MATERIAL PROVIDED ->
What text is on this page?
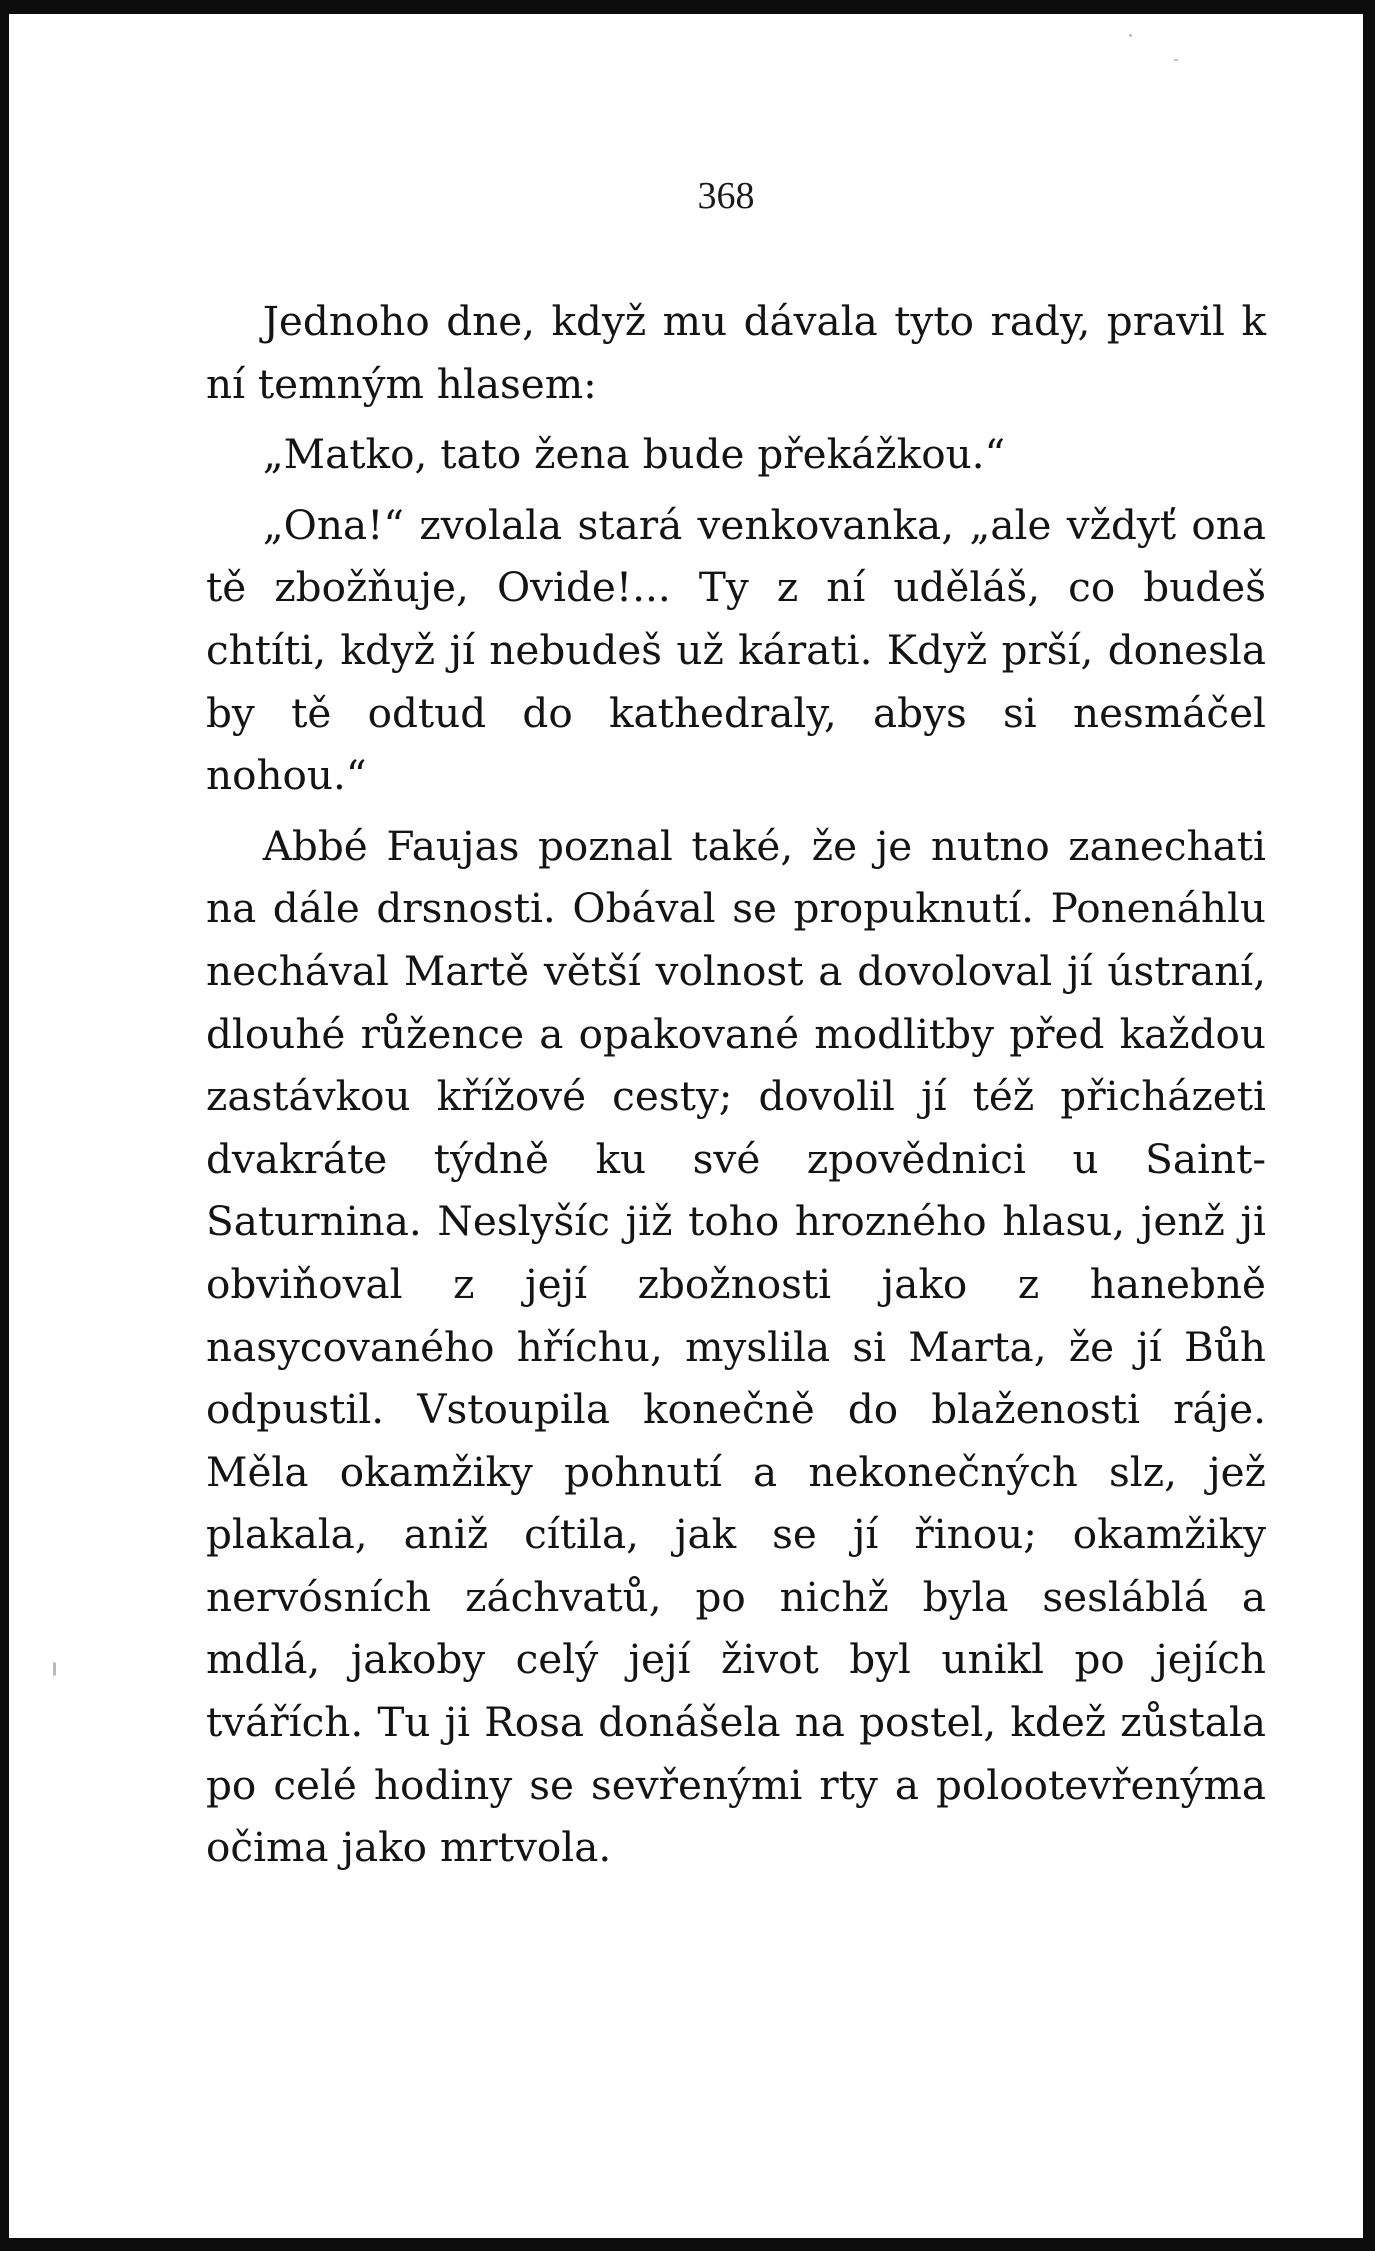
368

Jednoho dne, když mu dávala tyto rady, pravil k ní temným hlasem:

„Matko, tato žena bude překážkou.“

„Ona!“ zvolala stará venkovanka, „ale vždyť ona tě zbožňuje, Ovide!... Ty z ní uděláš, co budeš chtíti, když jí nebudeš už kárati. Když prší, donesla by tě odtud do kathedraly, abys si nesmáčel nohou.“

Abbé Faujas poznal také, že je nutno zanechati na dále drsnosti. Obával se propuknutí. Ponenáhlu nechával Martě větší volnost a dovoloval jí ústraní, dlouhé růžence a opakované modlitby před každou zastávkou křížové cesty; dovolil jí též přicházeti dvakráte týdně ku své zpovědnici u Saint-Saturnina. Neslyšíc již toho hrozného hlasu, jenž ji obviňoval z její zbožnosti jako z hanebně nasycovaného hříchu, myslila si Marta, že jí Bůh odpustil. Vstoupila konečně do blaženosti ráje. Měla okamžiky pohnutí a nekonečných slz, jež plakala, aniž cítila, jak se jí řinou; okamžiky nervósních záchvatů, po nichž byla sesláblá a mdlá, jakoby celý její život byl unikl po jejích tvářích. Tu ji Rosa donášela na postel, kdež zůstala po celé hodiny se sevřenými rty a polootevřenýma očima jako mrtvola.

WHAT YOU NEED TO DO -> Every record must be copied exactly, with images dropped from the result.

SOLUTION FOR THIS TASK ->
What text is on this page?
368

Jednoho dne, když mu dávala tyto rady, pravil k ní temným hlasem:

„Matko, tato žena bude překážkou.“

„Ona!“ zvolala stará venkovanka, „ale vždyť ona tě zbožňuje, Ovide!... Ty z ní uděláš, co budeš chtíti, když jí nebudeš už kárati. Když prší, donesla by tě odtud do kathedraly, abys si nesmáčel nohou.“

Abbé Faujas poznal také, že je nutno zanechati na dále drsnosti. Obával se propuknutí. Ponenáhlu nechával Martě větší volnost a dovoloval jí ústraní, dlouhé růžence a opakované modlitby před každou zastávkou křížové cesty; dovolil jí též přicházeti dvakráte týdně ku své zpovědnici u Saint-Saturnina. Neslyšíc již toho hrozného hlasu, jenž ji obviňoval z její zbožnosti jako z hanebně nasycovaného hříchu, myslila si Marta, že jí Bůh odpustil. Vstoupila konečně do blaženosti ráje. Měla okamžiky pohnutí a nekonečných slz, jež plakala, aniž cítila, jak se jí řinou; okamžiky nervósních záchvatů, po nichž byla sesláblá a mdlá, jakoby celý její život byl unikl po jejích tvářích. Tu ji Rosa donášela na postel, kdež zůstala po celé hodiny se sevřenými rty a polootevřenýma očima jako mrtvola.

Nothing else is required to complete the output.